_EXERCISE DIRECTIONS_. It is required that all of the data be written out exactly.

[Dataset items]
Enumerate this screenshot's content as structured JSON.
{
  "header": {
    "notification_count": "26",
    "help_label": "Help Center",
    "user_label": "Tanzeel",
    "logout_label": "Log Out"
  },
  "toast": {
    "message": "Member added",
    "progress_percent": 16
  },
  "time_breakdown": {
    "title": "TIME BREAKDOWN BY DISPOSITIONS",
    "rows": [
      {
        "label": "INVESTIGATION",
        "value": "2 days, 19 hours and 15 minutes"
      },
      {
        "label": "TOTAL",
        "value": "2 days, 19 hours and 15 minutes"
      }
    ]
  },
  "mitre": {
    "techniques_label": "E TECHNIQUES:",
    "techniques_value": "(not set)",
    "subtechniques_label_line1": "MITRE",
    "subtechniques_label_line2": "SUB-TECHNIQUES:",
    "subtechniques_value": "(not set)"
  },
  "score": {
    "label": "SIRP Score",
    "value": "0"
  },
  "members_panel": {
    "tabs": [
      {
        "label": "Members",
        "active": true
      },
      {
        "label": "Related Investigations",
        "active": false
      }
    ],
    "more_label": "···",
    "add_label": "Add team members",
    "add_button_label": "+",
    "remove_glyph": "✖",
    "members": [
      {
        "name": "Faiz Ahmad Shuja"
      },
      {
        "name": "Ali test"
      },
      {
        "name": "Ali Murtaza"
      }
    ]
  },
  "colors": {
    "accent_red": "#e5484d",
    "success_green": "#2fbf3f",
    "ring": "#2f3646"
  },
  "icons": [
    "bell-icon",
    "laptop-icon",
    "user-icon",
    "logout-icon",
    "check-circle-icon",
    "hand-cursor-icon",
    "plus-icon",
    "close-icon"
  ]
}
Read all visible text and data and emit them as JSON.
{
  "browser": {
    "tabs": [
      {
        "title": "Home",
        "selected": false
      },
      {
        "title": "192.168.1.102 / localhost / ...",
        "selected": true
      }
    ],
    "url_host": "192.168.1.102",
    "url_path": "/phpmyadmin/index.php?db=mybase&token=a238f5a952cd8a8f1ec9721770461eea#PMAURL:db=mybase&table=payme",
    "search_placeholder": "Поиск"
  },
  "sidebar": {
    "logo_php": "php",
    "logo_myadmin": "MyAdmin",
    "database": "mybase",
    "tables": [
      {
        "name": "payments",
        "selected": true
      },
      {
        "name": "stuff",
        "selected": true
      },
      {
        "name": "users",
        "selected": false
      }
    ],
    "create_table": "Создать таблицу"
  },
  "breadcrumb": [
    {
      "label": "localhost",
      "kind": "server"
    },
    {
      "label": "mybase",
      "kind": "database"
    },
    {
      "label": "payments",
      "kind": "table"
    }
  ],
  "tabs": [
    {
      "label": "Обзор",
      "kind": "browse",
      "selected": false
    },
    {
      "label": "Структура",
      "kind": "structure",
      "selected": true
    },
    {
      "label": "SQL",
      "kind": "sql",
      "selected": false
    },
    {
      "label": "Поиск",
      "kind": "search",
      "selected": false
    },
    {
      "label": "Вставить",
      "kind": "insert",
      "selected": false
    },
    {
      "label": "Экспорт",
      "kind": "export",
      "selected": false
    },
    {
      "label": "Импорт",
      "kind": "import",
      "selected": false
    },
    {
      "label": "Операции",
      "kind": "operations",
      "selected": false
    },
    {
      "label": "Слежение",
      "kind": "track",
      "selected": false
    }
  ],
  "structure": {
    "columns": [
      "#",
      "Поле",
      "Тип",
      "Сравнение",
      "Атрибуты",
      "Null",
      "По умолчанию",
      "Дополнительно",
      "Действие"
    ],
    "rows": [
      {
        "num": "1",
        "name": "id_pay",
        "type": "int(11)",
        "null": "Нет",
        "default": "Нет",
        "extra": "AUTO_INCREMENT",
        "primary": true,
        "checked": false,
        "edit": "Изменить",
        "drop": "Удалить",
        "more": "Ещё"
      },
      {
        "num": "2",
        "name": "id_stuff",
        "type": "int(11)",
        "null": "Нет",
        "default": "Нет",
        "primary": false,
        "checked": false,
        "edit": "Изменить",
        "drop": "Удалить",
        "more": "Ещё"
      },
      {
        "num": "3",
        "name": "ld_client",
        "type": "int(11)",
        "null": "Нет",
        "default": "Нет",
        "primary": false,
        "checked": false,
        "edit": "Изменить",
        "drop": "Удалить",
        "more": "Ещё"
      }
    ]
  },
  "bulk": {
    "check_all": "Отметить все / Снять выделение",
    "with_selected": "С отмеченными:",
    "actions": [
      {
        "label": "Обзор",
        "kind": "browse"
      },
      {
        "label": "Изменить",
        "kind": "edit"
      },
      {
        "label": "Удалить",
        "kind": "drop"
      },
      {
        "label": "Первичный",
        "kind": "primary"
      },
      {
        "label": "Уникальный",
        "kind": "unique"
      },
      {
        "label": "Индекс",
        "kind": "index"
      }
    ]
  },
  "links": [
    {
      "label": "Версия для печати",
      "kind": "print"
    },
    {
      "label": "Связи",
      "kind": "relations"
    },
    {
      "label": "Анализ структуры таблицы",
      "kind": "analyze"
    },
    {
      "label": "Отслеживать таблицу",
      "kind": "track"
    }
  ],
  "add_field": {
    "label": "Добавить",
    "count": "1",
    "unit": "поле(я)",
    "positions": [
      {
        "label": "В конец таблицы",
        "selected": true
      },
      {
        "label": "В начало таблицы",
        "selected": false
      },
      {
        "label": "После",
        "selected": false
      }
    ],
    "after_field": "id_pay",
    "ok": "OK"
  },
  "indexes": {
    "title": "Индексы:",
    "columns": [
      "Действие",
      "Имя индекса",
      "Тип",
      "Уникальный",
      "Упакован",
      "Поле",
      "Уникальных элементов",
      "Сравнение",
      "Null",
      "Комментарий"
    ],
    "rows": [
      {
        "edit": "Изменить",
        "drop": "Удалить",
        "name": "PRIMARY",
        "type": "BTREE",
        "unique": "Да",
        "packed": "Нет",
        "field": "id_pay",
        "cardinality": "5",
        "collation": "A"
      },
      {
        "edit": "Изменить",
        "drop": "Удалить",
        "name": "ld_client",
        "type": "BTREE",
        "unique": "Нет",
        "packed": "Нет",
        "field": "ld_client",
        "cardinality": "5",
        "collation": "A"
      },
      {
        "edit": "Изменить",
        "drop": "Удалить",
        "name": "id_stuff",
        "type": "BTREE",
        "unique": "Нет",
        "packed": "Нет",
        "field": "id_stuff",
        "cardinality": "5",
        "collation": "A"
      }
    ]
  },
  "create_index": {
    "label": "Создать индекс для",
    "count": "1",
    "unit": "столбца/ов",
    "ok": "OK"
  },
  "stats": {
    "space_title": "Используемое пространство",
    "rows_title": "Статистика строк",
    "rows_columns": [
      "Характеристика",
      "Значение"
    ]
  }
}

_RESULT_.
Enumerate this screenshot's content as structured JSON.
{
  "header": {
    "notification_count": "26",
    "help_label": "Help Center",
    "user_label": "Tanzeel",
    "logout_label": "Log Out"
  },
  "toast": {
    "message": "Member added",
    "progress_percent": 16
  },
  "time_breakdown": {
    "title": "TIME BREAKDOWN BY DISPOSITIONS",
    "rows": [
      {
        "label": "INVESTIGATION",
        "value": "2 days, 19 hours and 15 minutes"
      },
      {
        "label": "TOTAL",
        "value": "2 days, 19 hours and 15 minutes"
      }
    ]
  },
  "mitre": {
    "techniques_label": "E TECHNIQUES:",
    "techniques_value": "(not set)",
    "subtechniques_label_line1": "MITRE",
    "subtechniques_label_line2": "SUB-TECHNIQUES:",
    "subtechniques_value": "(not set)"
  },
  "score": {
    "label": "SIRP Score",
    "value": "0"
  },
  "members_panel": {
    "tabs": [
      {
        "label": "Members",
        "active": true
      },
      {
        "label": "Related Investigations",
        "active": false
      }
    ],
    "more_label": "···",
    "add_label": "Add team members",
    "add_button_label": "+",
    "remove_glyph": "✖",
    "members": [
      {
        "name": "Faiz Ahmad Shuja"
      },
      {
        "name": "Ali test"
      },
      {
        "name": "Ali Murtaza"
      }
    ]
  },
  "colors": {
    "accent_red": "#e5484d",
    "success_green": "#2fbf3f",
    "ring": "#2f3646"
  },
  "icons": [
    "bell-icon",
    "laptop-icon",
    "user-icon",
    "logout-icon",
    "check-circle-icon",
    "hand-cursor-icon",
    "plus-icon",
    "close-icon"
  ]
}
Read all visible text and data and emit them as JSON.
{
  "browser": {
    "tabs": [
      {
        "title": "Home",
        "selected": false
      },
      {
        "title": "192.168.1.102 / localhost / ...",
        "selected": true
      }
    ],
    "url_host": "192.168.1.102",
    "url_path": "/phpmyadmin/index.php?db=mybase&token=a238f5a952cd8a8f1ec9721770461eea#PMAURL:db=mybase&table=payme",
    "search_placeholder": "Поиск"
  },
  "sidebar": {
    "logo_php": "php",
    "logo_myadmin": "MyAdmin",
    "database": "mybase",
    "tables": [
      {
        "name": "payments",
        "selected": true
      },
      {
        "name": "stuff",
        "selected": true
      },
      {
        "name": "users",
        "selected": false
      }
    ],
    "create_table": "Создать таблицу"
  },
  "breadcrumb": [
    {
      "label": "localhost",
      "kind": "server"
    },
    {
      "label": "mybase",
      "kind": "database"
    },
    {
      "label": "payments",
      "kind": "table"
    }
  ],
  "tabs": [
    {
      "label": "Обзор",
      "kind": "browse",
      "selected": false
    },
    {
      "label": "Структура",
      "kind": "structure",
      "selected": true
    },
    {
      "label": "SQL",
      "kind": "sql",
      "selected": false
    },
    {
      "label": "Поиск",
      "kind": "search",
      "selected": false
    },
    {
      "label": "Вставить",
      "kind": "insert",
      "selected": false
    },
    {
      "label": "Экспорт",
      "kind": "export",
      "selected": false
    },
    {
      "label": "Импорт",
      "kind": "import",
      "selected": false
    },
    {
      "label": "Операции",
      "kind": "operations",
      "selected": false
    },
    {
      "label": "Слежение",
      "kind": "track",
      "selected": false
    }
  ],
  "structure": {
    "columns": [
      "#",
      "Поле",
      "Тип",
      "Сравнение",
      "Атрибуты",
      "Null",
      "По умолчанию",
      "Дополнительно",
      "Действие"
    ],
    "rows": [
      {
        "num": "1",
        "name": "id_pay",
        "type": "int(11)",
        "null": "Нет",
        "default": "Нет",
        "extra": "AUTO_INCREMENT",
        "primary": true,
        "checked": false,
        "edit": "Изменить",
        "drop": "Удалить",
        "more": "Ещё"
      },
      {
        "num": "2",
        "name": "id_stuff",
        "type": "int(11)",
        "null": "Нет",
        "default": "Нет",
        "primary": false,
        "checked": false,
        "edit": "Изменить",
        "drop": "Удалить",
        "more": "Ещё"
      },
      {
        "num": "3",
        "name": "ld_client",
        "type": "int(11)",
        "null": "Нет",
        "default": "Нет",
        "primary": false,
        "checked": false,
        "edit": "Изменить",
        "drop": "Удалить",
        "more": "Ещё"
      }
    ]
  },
  "bulk": {
    "check_all": "Отметить все / Снять выделение",
    "with_selected": "С отмеченными:",
    "actions": [
      {
        "label": "Обзор",
        "kind": "browse"
      },
      {
        "label": "Изменить",
        "kind": "edit"
      },
      {
        "label": "Удалить",
        "kind": "drop"
      },
      {
        "label": "Первичный",
        "kind": "primary"
      },
      {
        "label": "Уникальный",
        "kind": "unique"
      },
      {
        "label": "Индекс",
        "kind": "index"
      }
    ]
  },
  "links": [
    {
      "label": "Версия для печати",
      "kind": "print"
    },
    {
      "label": "Связи",
      "kind": "relations"
    },
    {
      "label": "Анализ структуры таблицы",
      "kind": "analyze"
    },
    {
      "label": "Отслеживать таблицу",
      "kind": "track"
    }
  ],
  "add_field": {
    "label": "Добавить",
    "count": "1",
    "unit": "поле(я)",
    "positions": [
      {
        "label": "В конец таблицы",
        "selected": true
      },
      {
        "label": "В начало таблицы",
        "selected": false
      },
      {
        "label": "После",
        "selected": false
      }
    ],
    "after_field": "id_pay",
    "ok": "OK"
  },
  "indexes": {
    "title": "Индексы:",
    "columns": [
      "Действие",
      "Имя индекса",
      "Тип",
      "Уникальный",
      "Упакован",
      "Поле",
      "Уникальных элементов",
      "Сравнение",
      "Null",
      "Комментарий"
    ],
    "rows": [
      {
        "edit": "Изменить",
        "drop": "Удалить",
        "name": "PRIMARY",
        "type": "BTREE",
        "unique": "Да",
        "packed": "Нет",
        "field": "id_pay",
        "cardinality": "5",
        "collation": "A"
      },
      {
        "edit": "Изменить",
        "drop": "Удалить",
        "name": "ld_client",
        "type": "BTREE",
        "unique": "Нет",
        "packed": "Нет",
        "field": "ld_client",
        "cardinality": "5",
        "collation": "A"
      },
      {
        "edit": "Изменить",
        "drop": "Удалить",
        "name": "id_stuff",
        "type": "BTREE",
        "unique": "Нет",
        "packed": "Нет",
        "field": "id_stuff",
        "cardinality": "5",
        "collation": "A"
      }
    ]
  },
  "create_index": {
    "label": "Создать индекс для",
    "count": "1",
    "unit": "столбца/ов",
    "ok": "OK"
  },
  "stats": {
    "space_title": "Используемое пространство",
    "rows_title": "Статистика строк",
    "rows_columns": [
      "Характеристика",
      "Значение"
    ]
  }
}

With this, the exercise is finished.